Can you edit the thread about word segmentation methods, beginning at the words "In the second" and stopping after "by the dataset.", so that "local model" becomes "baseline model"?

*TEXT EXCERPT*.

--------------------------------------------------

Why use two types of word segmentation methods?

lephong / mulrel-nel

named entity linking with latent relations

Apache License 2.0

172 stars 36 forks source link

Why use two types of word segmentation methods? #22

Closed jianyucai closed 4 years ago

jianyucai commented 4 years ago

Hi, thanks for your code.

I have a question on the word segmentation methods on the contexts of mentions. I noticed that you apply two different methds. In the first method, you split the words from m['context']. https://github.com/lephong/mulrel-nel/blob/db14942450f72c87a4d46349860e96ef2edf353d/nel/ed_ranker.py#L196-L199

In the second method, the words are already segemented in files like aida_train.txt. https://github.com/lephong/mulrel-nel/blob/db14942450f72c87a4d46349860e96ef2edf353d/nel/ed_ranker.py#L215-L216 https://github.com/lephong/mulrel-nel/blob/db14942450f72c87a4d46349860e96ef2edf353d/nel/ed_ranker.py#L219-L220

So, I am wondering why not apply a uniform method?

lephong commented 4 years ago

Sorry I can't recall completely. What I remember is:

The first context is for the local model which is reused from Ganea and Hofmann 2017. The context they used (so our first context) is cross-sentence while our second context is not. Because of that, we reused their data preprocessing (and their code) for creating the first context. Hence, we used their word segmentation as well. However, for the second context, we just simply used the word segmentation given by the dataset.

--------------------------------------------------

*ITEMS*.

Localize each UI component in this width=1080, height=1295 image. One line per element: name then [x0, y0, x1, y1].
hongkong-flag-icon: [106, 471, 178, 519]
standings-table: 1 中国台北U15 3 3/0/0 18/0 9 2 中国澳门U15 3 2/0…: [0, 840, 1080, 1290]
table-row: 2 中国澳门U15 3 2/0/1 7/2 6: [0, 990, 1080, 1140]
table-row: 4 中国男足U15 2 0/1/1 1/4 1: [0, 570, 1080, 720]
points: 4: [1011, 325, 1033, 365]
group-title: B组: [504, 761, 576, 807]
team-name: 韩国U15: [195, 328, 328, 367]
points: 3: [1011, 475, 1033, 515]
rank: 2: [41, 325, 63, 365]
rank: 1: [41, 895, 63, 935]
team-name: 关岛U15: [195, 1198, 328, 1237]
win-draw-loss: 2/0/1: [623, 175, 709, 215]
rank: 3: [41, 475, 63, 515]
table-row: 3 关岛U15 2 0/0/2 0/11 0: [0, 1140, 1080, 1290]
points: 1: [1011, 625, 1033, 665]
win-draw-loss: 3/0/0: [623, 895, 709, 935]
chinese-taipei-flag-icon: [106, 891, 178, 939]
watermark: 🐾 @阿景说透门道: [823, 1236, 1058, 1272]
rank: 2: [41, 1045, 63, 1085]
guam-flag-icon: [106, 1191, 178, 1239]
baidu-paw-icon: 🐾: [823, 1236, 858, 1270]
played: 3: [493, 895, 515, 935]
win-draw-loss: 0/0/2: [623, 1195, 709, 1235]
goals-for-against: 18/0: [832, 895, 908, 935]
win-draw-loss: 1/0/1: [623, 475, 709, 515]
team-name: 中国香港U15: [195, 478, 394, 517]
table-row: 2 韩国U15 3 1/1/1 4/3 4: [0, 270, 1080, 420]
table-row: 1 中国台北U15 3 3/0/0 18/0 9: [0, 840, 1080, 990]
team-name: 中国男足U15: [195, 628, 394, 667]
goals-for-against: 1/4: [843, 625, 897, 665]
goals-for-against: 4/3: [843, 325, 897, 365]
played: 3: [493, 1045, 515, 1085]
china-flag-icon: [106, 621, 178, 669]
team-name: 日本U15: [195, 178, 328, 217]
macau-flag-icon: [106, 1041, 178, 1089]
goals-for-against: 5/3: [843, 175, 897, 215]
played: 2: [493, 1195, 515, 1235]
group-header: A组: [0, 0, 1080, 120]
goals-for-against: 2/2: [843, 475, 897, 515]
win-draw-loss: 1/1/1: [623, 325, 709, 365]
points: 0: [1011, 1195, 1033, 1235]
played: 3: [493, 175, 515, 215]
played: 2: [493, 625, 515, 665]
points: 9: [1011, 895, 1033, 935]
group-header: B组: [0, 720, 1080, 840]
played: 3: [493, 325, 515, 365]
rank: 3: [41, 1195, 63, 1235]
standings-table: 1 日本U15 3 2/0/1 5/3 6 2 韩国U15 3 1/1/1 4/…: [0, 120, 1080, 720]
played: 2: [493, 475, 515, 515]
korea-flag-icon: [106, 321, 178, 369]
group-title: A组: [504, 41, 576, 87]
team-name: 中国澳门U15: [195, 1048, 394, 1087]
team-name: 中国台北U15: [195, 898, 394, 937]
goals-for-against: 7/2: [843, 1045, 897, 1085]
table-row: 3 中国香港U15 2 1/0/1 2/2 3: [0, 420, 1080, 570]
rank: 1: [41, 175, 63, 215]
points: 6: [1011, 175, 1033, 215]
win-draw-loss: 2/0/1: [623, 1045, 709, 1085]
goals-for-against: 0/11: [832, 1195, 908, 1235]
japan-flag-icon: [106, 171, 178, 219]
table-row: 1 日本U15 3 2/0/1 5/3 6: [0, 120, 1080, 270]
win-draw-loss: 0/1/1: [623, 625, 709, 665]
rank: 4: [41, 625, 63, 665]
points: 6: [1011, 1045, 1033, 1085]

--------------------------------------------------

*RESULT BELOW*.
In the second method, the words are already segemented in files like aida_train.txt. https://github.com/lephong/mulrel-nel/blob/db14942450f72c87a4d46349860e96ef2edf353d/nel/ed_ranker.py#L215-L216 https://github.com/lephong/mulrel-nel/blob/db14942450f72c87a4d46349860e96ef2edf353d/nel/ed_ranker.py#L219-L220

So, I am wondering why not apply a uniform method?

lephong commented 4 years ago

Sorry I can't recall completely. What I remember is:

The first context is for the baseline model which is reused from Ganea and Hofmann 2017. The context they used (so our first context) is cross-sentence while our second context is not. Because of that, we reused their data preprocessing (and their code) for creating the first context. Hence, we used their word segmentation as well. However, for the second context, we just simply used the word segmentation given by the dataset.